### [Your task]
The full set of records must be returned exactly, character for character.

>>>

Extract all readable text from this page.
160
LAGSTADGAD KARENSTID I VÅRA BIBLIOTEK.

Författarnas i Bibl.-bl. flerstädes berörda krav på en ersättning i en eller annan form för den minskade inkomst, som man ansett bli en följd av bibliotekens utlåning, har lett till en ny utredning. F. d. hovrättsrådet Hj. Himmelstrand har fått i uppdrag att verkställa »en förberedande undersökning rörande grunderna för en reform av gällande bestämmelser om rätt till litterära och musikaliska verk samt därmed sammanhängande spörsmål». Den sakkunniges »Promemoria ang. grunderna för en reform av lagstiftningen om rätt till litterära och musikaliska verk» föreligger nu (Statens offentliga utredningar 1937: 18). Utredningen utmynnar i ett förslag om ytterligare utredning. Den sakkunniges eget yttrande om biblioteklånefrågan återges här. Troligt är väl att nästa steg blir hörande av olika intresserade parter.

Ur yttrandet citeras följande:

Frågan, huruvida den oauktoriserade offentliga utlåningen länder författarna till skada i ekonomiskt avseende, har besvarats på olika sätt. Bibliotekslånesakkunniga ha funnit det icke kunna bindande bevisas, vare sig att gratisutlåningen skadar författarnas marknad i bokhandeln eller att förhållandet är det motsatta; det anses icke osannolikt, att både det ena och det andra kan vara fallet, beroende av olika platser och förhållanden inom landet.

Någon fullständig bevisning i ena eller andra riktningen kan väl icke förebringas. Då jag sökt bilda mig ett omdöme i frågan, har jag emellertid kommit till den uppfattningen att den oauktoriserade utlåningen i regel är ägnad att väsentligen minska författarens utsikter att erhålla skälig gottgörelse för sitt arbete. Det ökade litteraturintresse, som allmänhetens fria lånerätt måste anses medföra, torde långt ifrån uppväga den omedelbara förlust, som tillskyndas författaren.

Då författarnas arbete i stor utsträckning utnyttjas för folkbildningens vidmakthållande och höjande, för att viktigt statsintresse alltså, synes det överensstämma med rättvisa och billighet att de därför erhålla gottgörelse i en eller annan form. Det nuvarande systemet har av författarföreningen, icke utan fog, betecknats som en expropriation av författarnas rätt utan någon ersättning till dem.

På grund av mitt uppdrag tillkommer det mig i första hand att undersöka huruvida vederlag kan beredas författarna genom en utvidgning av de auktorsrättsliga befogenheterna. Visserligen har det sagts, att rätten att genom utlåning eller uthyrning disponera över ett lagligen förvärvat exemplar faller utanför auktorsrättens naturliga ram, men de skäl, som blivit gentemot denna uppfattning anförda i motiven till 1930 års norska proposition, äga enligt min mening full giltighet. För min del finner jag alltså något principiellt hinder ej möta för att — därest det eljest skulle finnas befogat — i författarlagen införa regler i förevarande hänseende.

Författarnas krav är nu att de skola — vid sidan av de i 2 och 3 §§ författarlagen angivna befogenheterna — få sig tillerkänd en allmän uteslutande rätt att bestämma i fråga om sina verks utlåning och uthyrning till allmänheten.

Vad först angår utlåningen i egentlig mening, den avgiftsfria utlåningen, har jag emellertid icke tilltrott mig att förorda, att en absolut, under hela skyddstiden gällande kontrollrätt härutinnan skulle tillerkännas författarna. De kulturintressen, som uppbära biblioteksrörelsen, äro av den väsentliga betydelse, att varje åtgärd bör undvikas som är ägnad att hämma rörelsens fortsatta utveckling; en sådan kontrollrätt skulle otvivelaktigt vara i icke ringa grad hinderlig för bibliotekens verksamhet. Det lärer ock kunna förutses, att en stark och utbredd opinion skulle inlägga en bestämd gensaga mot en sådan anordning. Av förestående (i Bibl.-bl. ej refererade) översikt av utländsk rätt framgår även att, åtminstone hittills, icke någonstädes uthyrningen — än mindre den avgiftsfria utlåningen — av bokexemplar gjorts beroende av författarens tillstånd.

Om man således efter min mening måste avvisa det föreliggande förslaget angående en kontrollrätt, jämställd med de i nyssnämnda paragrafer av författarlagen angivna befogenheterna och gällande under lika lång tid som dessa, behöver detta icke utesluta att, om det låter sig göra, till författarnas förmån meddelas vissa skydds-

<<<

### [Exercise result]
Extract all readable text from this page.
160
LAGSTADGAD KARENSTID I VÅRA BIBLIOTEK.

Författarnas i Bibl.-bl. flerstädes berörda krav på en ersättning i en eller annan form för den minskade inkomst, som man ansett bli en följd av bibliotekens utlåning, har lett till en ny utredning. F. d. hovrättsrådet Hj. Himmelstrand har fått i uppdrag att verkställa »en förberedande undersökning rörande grunderna för en reform av gällande bestämmelser om rätt till litterära och musikaliska verk samt därmed sammanhängande spörsmål». Den sakkunniges »Promemoria ang. grunderna för en reform av lagstiftningen om rätt till litterära och musikaliska verk» föreligger nu (Statens offentliga utredningar 1937: 18). Utredningen utmynnar i ett förslag om ytterligare utredning. Den sakkunniges eget yttrande om biblioteklånefrågan återges här. Troligt är väl att nästa steg blir hörande av olika intresserade parter.

Ur yttrandet citeras följande:

Frågan, huruvida den oauktoriserade offentliga utlåningen länder författarna till skada i ekonomiskt avseende, har besvarats på olika sätt. Bibliotekslånesakkunniga ha funnit det icke kunna bindande bevisas, vare sig att gratisutlåningen skadar författarnas marknad i bokhandeln eller att förhållandet är det motsatta; det anses icke osannolikt, att både det ena och det andra kan vara fallet, beroende av olika platser och förhållanden inom landet.

Någon fullständig bevisning i ena eller andra riktningen kan väl icke förebringas. Då jag sökt bilda mig ett omdöme i frågan, har jag emellertid kommit till den uppfattningen att den oauktoriserade utlåningen i regel är ägnad att väsentligen minska författarens utsikter att erhålla skälig gottgörelse för sitt arbete. Det ökade litteraturintresse, som allmänhetens fria lånerätt måste anses medföra, torde långt ifrån uppväga den omedelbara förlust, som tillskyndas författaren.

Då författarnas arbete i stor utsträckning utnyttjas för folkbildningens vidmakthållande och höjande, för att viktigt statsintresse alltså, synes det överensstämma med rättvisa och billighet att de därför erhålla gottgörelse i en eller annan form. Det nuvarande systemet har av författarföreningen, icke utan fog, betecknats som en expropriation av författarnas rätt utan någon ersättning till dem.

På grund av mitt uppdrag tillkommer det mig i första hand att undersöka huruvida vederlag kan beredas författarna genom en utvidgning av de auktorsrättsliga befogenheterna. Visserligen har det sagts, att rätten att genom utlåning eller uthyrning disponera över ett lagligen förvärvat exemplar faller utanför auktorsrättens naturliga ram, men de skäl, som blivit gentemot denna uppfattning anförda i motiven till 1930 års norska proposition, äga enligt min mening full giltighet. För min del finner jag alltså något principiellt hinder ej möta för att — därest det eljest skulle finnas befogat — i författarlagen införa regler i förevarande hänseende.

Författarnas krav är nu att de skola — vid sidan av de i 2 och 3 §§ författarlagen angivna befogenheterna — få sig tillerkänd en allmän uteslutande rätt att bestämma i fråga om sina verks utlåning och uthyrning till allmänheten.

Vad först angår utlåningen i egentlig mening, den avgiftsfria utlåningen, har jag emellertid icke tilltrott mig att förorda, att en absolut, under hela skyddstiden gällande kontrollrätt härutinnan skulle tillerkännas författarna. De kulturintressen, som uppbära biblioteksrörelsen, äro av den väsentliga betydelse, att varje åtgärd bör undvikas som är ägnad att hämma rörelsens fortsatta utveckling; en sådan kontrollrätt skulle otvivelaktigt vara i icke ringa grad hinderlig för bibliotekens verksamhet. Det lärer ock kunna förutses, att en stark och utbredd opinion skulle inlägga en bestämd gensaga mot en sådan anordning. Av förestående (i Bibl.-bl. ej refererade) översikt av utländsk rätt framgår även att, åtminstone hittills, icke någonstädes uthyrningen — än mindre den avgiftsfria utlåningen — av bokexemplar gjorts beroende av författarens tillstånd.

Om man således efter min mening måste avvisa det föreliggande förslaget angående en kontrollrätt, jämställd med de i nyssnämnda paragrafer av författarlagen angivna befogenheterna och gällande under lika lång tid som dessa, behöver detta icke utesluta att, om det låter sig göra, till författarnas förmån meddelas vissa skydds-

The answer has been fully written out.